Set down the full listing exactly as given. Any pictures are to be left out.

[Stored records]
____
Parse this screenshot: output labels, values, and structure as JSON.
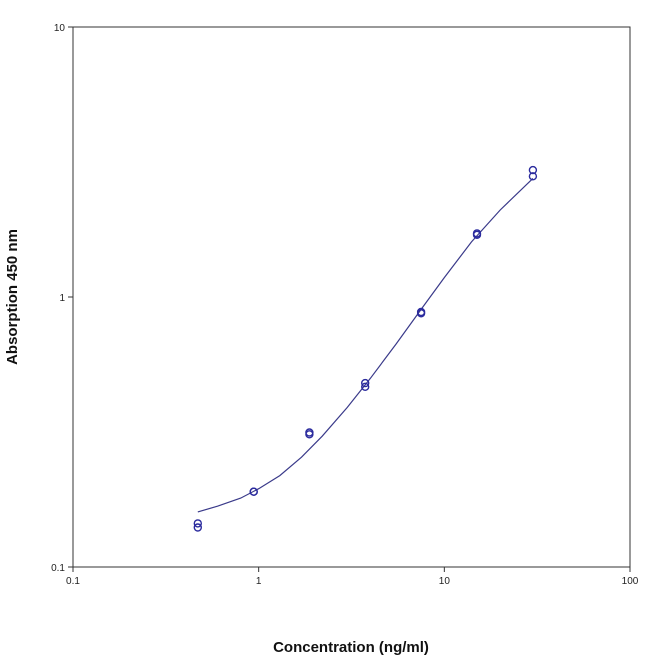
{
  "chart_data": {
    "type": "scatter",
    "title": "",
    "xlabel": "Concentration (ng/ml)",
    "ylabel": "Absorption 450 nm",
    "xscale": "log",
    "yscale": "log",
    "xlim": [
      0.1,
      100
    ],
    "ylim": [
      0.1,
      10
    ],
    "x_ticks": [
      0.1,
      1,
      10,
      100
    ],
    "x_tick_labels": [
      "0.1",
      "1",
      "10",
      "100"
    ],
    "y_ticks": [
      0.1,
      1,
      10
    ],
    "y_tick_labels": [
      "0.1",
      "1",
      "10"
    ],
    "grid": false,
    "legend": "none",
    "colors": {
      "points": "#2b2b9e",
      "fit_line": "#3a3a8a",
      "frame": "#333333"
    },
    "series": [
      {
        "marker": "circle-open",
        "points": [
          [
            0.47,
            0.145
          ],
          [
            0.47,
            0.14
          ],
          [
            0.94,
            0.19
          ],
          [
            0.94,
            0.19
          ],
          [
            1.875,
            0.31
          ],
          [
            1.875,
            0.315
          ],
          [
            3.75,
            0.465
          ],
          [
            3.75,
            0.48
          ],
          [
            7.5,
            0.87
          ],
          [
            7.5,
            0.88
          ],
          [
            15,
            1.7
          ],
          [
            15,
            1.72
          ],
          [
            30,
            2.8
          ],
          [
            30,
            2.95
          ]
        ]
      },
      {
        "marker": "none",
        "line": "fit-curve",
        "points": [
          [
            0.47,
            0.16
          ],
          [
            0.6,
            0.168
          ],
          [
            0.8,
            0.18
          ],
          [
            1.0,
            0.195
          ],
          [
            1.3,
            0.218
          ],
          [
            1.7,
            0.255
          ],
          [
            2.2,
            0.305
          ],
          [
            3.0,
            0.39
          ],
          [
            4.0,
            0.5
          ],
          [
            5.5,
            0.67
          ],
          [
            7.5,
            0.9
          ],
          [
            10,
            1.18
          ],
          [
            14,
            1.6
          ],
          [
            20,
            2.1
          ],
          [
            30,
            2.75
          ]
        ]
      }
    ]
  }
}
____
**Completed exercise:**
Parse this screenshot: output labels, values, and structure as JSON.
{
  "chart_data": {
    "type": "scatter",
    "title": "",
    "xlabel": "Concentration (ng/ml)",
    "ylabel": "Absorption 450 nm",
    "xscale": "log",
    "yscale": "log",
    "xlim": [
      0.1,
      100
    ],
    "ylim": [
      0.1,
      10
    ],
    "x_ticks": [
      0.1,
      1,
      10,
      100
    ],
    "x_tick_labels": [
      "0.1",
      "1",
      "10",
      "100"
    ],
    "y_ticks": [
      0.1,
      1,
      10
    ],
    "y_tick_labels": [
      "0.1",
      "1",
      "10"
    ],
    "grid": false,
    "legend": "none",
    "colors": {
      "points": "#2b2b9e",
      "fit_line": "#3a3a8a",
      "frame": "#333333"
    },
    "series": [
      {
        "marker": "circle-open",
        "points": [
          [
            0.47,
            0.145
          ],
          [
            0.47,
            0.14
          ],
          [
            0.94,
            0.19
          ],
          [
            0.94,
            0.19
          ],
          [
            1.875,
            0.31
          ],
          [
            1.875,
            0.315
          ],
          [
            3.75,
            0.465
          ],
          [
            3.75,
            0.48
          ],
          [
            7.5,
            0.87
          ],
          [
            7.5,
            0.88
          ],
          [
            15,
            1.7
          ],
          [
            15,
            1.72
          ],
          [
            30,
            2.8
          ],
          [
            30,
            2.95
          ]
        ]
      },
      {
        "marker": "none",
        "line": "fit-curve",
        "points": [
          [
            0.47,
            0.16
          ],
          [
            0.6,
            0.168
          ],
          [
            0.8,
            0.18
          ],
          [
            1.0,
            0.195
          ],
          [
            1.3,
            0.218
          ],
          [
            1.7,
            0.255
          ],
          [
            2.2,
            0.305
          ],
          [
            3.0,
            0.39
          ],
          [
            4.0,
            0.5
          ],
          [
            5.5,
            0.67
          ],
          [
            7.5,
            0.9
          ],
          [
            10,
            1.18
          ],
          [
            14,
            1.6
          ],
          [
            20,
            2.1
          ],
          [
            30,
            2.75
          ]
        ]
      }
    ]
  }
}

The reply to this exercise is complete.